::: Records for processing :::

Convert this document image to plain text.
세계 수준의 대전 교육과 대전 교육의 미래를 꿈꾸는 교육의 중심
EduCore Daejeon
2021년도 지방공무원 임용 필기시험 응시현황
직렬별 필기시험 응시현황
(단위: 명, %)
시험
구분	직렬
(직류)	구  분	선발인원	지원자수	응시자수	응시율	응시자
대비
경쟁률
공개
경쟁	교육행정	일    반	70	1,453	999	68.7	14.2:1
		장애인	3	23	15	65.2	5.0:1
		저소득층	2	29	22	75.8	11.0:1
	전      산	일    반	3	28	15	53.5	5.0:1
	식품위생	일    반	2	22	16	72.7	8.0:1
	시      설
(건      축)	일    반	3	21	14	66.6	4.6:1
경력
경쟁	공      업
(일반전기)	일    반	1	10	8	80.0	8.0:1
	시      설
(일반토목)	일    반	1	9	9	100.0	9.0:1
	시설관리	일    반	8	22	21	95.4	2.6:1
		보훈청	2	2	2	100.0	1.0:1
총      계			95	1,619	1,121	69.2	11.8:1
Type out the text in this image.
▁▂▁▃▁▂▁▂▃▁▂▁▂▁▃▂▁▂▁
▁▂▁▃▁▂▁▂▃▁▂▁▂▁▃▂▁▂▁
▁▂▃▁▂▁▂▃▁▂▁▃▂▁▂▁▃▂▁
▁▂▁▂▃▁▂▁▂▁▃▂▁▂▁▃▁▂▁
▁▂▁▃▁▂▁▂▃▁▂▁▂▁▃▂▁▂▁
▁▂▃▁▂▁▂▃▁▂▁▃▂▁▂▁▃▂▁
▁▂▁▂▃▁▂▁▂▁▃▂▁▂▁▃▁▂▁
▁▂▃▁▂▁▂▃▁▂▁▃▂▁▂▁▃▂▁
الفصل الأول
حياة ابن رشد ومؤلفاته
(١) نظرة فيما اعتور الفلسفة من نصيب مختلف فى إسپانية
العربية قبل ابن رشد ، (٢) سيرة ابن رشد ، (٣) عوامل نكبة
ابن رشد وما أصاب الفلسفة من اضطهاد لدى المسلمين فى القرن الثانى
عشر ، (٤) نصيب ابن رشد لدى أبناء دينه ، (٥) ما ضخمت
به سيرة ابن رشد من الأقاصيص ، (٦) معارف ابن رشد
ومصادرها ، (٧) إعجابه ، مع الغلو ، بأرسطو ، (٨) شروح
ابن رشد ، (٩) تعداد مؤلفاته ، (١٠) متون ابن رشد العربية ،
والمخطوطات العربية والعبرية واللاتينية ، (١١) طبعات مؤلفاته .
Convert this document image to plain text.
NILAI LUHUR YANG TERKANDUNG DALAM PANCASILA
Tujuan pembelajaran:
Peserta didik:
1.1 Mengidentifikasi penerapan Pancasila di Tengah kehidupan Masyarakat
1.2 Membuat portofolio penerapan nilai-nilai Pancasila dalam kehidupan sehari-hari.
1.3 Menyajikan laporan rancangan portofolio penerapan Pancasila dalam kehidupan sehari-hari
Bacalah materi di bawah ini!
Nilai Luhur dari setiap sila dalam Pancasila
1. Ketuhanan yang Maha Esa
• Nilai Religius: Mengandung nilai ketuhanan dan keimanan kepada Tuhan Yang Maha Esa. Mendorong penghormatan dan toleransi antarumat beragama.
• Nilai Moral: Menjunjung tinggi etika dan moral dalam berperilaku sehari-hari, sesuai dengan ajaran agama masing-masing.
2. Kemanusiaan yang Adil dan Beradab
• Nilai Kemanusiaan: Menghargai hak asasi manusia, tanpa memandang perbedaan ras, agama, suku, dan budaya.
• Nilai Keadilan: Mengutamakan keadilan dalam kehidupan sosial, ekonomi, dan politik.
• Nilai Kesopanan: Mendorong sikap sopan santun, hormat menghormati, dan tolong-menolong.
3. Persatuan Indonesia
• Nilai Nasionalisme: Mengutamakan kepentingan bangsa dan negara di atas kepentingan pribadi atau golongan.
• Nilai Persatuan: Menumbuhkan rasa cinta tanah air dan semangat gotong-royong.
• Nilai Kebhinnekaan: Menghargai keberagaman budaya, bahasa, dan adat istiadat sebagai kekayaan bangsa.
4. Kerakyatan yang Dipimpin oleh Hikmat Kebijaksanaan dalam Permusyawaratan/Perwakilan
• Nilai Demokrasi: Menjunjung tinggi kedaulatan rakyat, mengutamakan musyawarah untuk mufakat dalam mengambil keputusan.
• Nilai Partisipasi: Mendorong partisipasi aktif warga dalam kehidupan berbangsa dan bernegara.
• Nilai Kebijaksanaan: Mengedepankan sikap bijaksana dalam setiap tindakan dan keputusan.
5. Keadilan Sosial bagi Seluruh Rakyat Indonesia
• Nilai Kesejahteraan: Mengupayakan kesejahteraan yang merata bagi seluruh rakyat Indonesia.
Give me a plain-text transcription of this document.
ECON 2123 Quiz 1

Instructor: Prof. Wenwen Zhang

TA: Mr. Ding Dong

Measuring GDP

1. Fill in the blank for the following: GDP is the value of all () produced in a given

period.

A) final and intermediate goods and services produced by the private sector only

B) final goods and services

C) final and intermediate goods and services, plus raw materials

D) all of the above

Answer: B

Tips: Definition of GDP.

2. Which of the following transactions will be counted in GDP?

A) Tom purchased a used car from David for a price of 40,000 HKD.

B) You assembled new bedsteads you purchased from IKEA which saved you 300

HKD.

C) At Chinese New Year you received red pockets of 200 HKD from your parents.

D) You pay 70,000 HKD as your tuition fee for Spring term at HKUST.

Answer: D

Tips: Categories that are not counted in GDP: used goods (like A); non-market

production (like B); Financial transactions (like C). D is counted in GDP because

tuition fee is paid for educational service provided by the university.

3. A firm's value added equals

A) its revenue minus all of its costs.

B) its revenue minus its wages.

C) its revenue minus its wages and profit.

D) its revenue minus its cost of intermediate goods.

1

:::

What the task requires: Repeat every entry word for word.

Answer for the task:
Convert this document image to plain text.
세계 수준의 대전 교육과 대전 교육의 미래를 꿈꾸는 교육의 중심
EduCore Daejeon
2021년도 지방공무원 임용 필기시험 응시현황
직렬별 필기시험 응시현황
(단위: 명, %)
시험
구분	직렬
(직류)	구  분	선발인원	지원자수	응시자수	응시율	응시자
대비
경쟁률
공개
경쟁	교육행정	일    반	70	1,453	999	68.7	14.2:1
		장애인	3	23	15	65.2	5.0:1
		저소득층	2	29	22	75.8	11.0:1
	전      산	일    반	3	28	15	53.5	5.0:1
	식품위생	일    반	2	22	16	72.7	8.0:1
	시      설
(건      축)	일    반	3	21	14	66.6	4.6:1
경력
경쟁	공      업
(일반전기)	일    반	1	10	8	80.0	8.0:1
	시      설
(일반토목)	일    반	1	9	9	100.0	9.0:1
	시설관리	일    반	8	22	21	95.4	2.6:1
		보훈청	2	2	2	100.0	1.0:1
총      계			95	1,619	1,121	69.2	11.8:1
Type out the text in this image.
▁▂▁▃▁▂▁▂▃▁▂▁▂▁▃▂▁▂▁
▁▂▁▃▁▂▁▂▃▁▂▁▂▁▃▂▁▂▁
▁▂▃▁▂▁▂▃▁▂▁▃▂▁▂▁▃▂▁
▁▂▁▂▃▁▂▁▂▁▃▂▁▂▁▃▁▂▁
▁▂▁▃▁▂▁▂▃▁▂▁▂▁▃▂▁▂▁
▁▂▃▁▂▁▂▃▁▂▁▃▂▁▂▁▃▂▁
▁▂▁▂▃▁▂▁▂▁▃▂▁▂▁▃▁▂▁
▁▂▃▁▂▁▂▃▁▂▁▃▂▁▂▁▃▂▁
الفصل الأول
حياة ابن رشد ومؤلفاته
(١) نظرة فيما اعتور الفلسفة من نصيب مختلف فى إسپانية
العربية قبل ابن رشد ، (٢) سيرة ابن رشد ، (٣) عوامل نكبة
ابن رشد وما أصاب الفلسفة من اضطهاد لدى المسلمين فى القرن الثانى
عشر ، (٤) نصيب ابن رشد لدى أبناء دينه ، (٥) ما ضخمت
به سيرة ابن رشد من الأقاصيص ، (٦) معارف ابن رشد
ومصادرها ، (٧) إعجابه ، مع الغلو ، بأرسطو ، (٨) شروح
ابن رشد ، (٩) تعداد مؤلفاته ، (١٠) متون ابن رشد العربية ،
والمخطوطات العربية والعبرية واللاتينية ، (١١) طبعات مؤلفاته .
Convert this document image to plain text.
NILAI LUHUR YANG TERKANDUNG DALAM PANCASILA
Tujuan pembelajaran:
Peserta didik:
1.1 Mengidentifikasi penerapan Pancasila di Tengah kehidupan Masyarakat
1.2 Membuat portofolio penerapan nilai-nilai Pancasila dalam kehidupan sehari-hari.
1.3 Menyajikan laporan rancangan portofolio penerapan Pancasila dalam kehidupan sehari-hari
Bacalah materi di bawah ini!
Nilai Luhur dari setiap sila dalam Pancasila
1. Ketuhanan yang Maha Esa
• Nilai Religius: Mengandung nilai ketuhanan dan keimanan kepada Tuhan Yang Maha Esa. Mendorong penghormatan dan toleransi antarumat beragama.
• Nilai Moral: Menjunjung tinggi etika dan moral dalam berperilaku sehari-hari, sesuai dengan ajaran agama masing-masing.
2. Kemanusiaan yang Adil dan Beradab
• Nilai Kemanusiaan: Menghargai hak asasi manusia, tanpa memandang perbedaan ras, agama, suku, dan budaya.
• Nilai Keadilan: Mengutamakan keadilan dalam kehidupan sosial, ekonomi, dan politik.
• Nilai Kesopanan: Mendorong sikap sopan santun, hormat menghormati, dan tolong-menolong.
3. Persatuan Indonesia
• Nilai Nasionalisme: Mengutamakan kepentingan bangsa dan negara di atas kepentingan pribadi atau golongan.
• Nilai Persatuan: Menumbuhkan rasa cinta tanah air dan semangat gotong-royong.
• Nilai Kebhinnekaan: Menghargai keberagaman budaya, bahasa, dan adat istiadat sebagai kekayaan bangsa.
4. Kerakyatan yang Dipimpin oleh Hikmat Kebijaksanaan dalam Permusyawaratan/Perwakilan
• Nilai Demokrasi: Menjunjung tinggi kedaulatan rakyat, mengutamakan musyawarah untuk mufakat dalam mengambil keputusan.
• Nilai Partisipasi: Mendorong partisipasi aktif warga dalam kehidupan berbangsa dan bernegara.
• Nilai Kebijaksanaan: Mengedepankan sikap bijaksana dalam setiap tindakan dan keputusan.
5. Keadilan Sosial bagi Seluruh Rakyat Indonesia
• Nilai Kesejahteraan: Mengupayakan kesejahteraan yang merata bagi seluruh rakyat Indonesia.
Give me a plain-text transcription of this document.
ECON 2123 Quiz 1

Instructor: Prof. Wenwen Zhang

TA: Mr. Ding Dong

Measuring GDP

1. Fill in the blank for the following: GDP is the value of all () produced in a given

period.

A) final and intermediate goods and services produced by the private sector only

B) final goods and services

C) final and intermediate goods and services, plus raw materials

D) all of the above

Answer: B

Tips: Definition of GDP.

2. Which of the following transactions will be counted in GDP?

A) Tom purchased a used car from David for a price of 40,000 HKD.

B) You assembled new bedsteads you purchased from IKEA which saved you 300

HKD.

C) At Chinese New Year you received red pockets of 200 HKD from your parents.

D) You pay 70,000 HKD as your tuition fee for Spring term at HKUST.

Answer: D

Tips: Categories that are not counted in GDP: used goods (like A); non-market

production (like B); Financial transactions (like C). D is counted in GDP because

tuition fee is paid for educational service provided by the university.

3. A firm's value added equals

A) its revenue minus all of its costs.

B) its revenue minus its wages.

C) its revenue minus its wages and profit.

D) its revenue minus its cost of intermediate goods.

1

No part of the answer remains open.